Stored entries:
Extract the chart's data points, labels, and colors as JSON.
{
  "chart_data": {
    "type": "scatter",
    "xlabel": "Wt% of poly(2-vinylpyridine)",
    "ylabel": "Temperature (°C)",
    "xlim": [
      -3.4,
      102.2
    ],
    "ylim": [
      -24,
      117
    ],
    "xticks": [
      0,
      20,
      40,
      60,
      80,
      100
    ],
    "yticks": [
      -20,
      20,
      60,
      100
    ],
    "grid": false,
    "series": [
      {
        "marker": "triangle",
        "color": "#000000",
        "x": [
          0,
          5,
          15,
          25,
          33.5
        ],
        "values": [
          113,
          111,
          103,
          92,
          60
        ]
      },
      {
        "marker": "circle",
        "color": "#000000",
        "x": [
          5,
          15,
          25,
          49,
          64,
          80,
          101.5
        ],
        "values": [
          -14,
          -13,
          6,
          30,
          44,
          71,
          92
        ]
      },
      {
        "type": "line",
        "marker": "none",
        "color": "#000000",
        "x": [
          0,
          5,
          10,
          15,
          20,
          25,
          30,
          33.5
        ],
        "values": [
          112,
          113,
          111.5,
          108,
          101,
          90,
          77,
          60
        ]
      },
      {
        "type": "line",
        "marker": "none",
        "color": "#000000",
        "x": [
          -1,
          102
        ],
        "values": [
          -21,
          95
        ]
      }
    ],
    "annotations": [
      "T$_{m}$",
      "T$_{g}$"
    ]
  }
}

• Given problem
Each line of the material should be echoed exactly.

• Exercise response
Extract the chart's data points, labels, and colors as JSON.
{
  "chart_data": {
    "type": "scatter",
    "xlabel": "Wt% of poly(2-vinylpyridine)",
    "ylabel": "Temperature (°C)",
    "xlim": [
      -3.4,
      102.2
    ],
    "ylim": [
      -24,
      117
    ],
    "xticks": [
      0,
      20,
      40,
      60,
      80,
      100
    ],
    "yticks": [
      -20,
      20,
      60,
      100
    ],
    "grid": false,
    "series": [
      {
        "marker": "triangle",
        "color": "#000000",
        "x": [
          0,
          5,
          15,
          25,
          33.5
        ],
        "values": [
          113,
          111,
          103,
          92,
          60
        ]
      },
      {
        "marker": "circle",
        "color": "#000000",
        "x": [
          5,
          15,
          25,
          49,
          64,
          80,
          101.5
        ],
        "values": [
          -14,
          -13,
          6,
          30,
          44,
          71,
          92
        ]
      },
      {
        "type": "line",
        "marker": "none",
        "color": "#000000",
        "x": [
          0,
          5,
          10,
          15,
          20,
          25,
          30,
          33.5
        ],
        "values": [
          112,
          113,
          111.5,
          108,
          101,
          90,
          77,
          60
        ]
      },
      {
        "type": "line",
        "marker": "none",
        "color": "#000000",
        "x": [
          -1,
          102
        ],
        "values": [
          -21,
          95
        ]
      }
    ],
    "annotations": [
      "T$_{m}$",
      "T$_{g}$"
    ]
  }
}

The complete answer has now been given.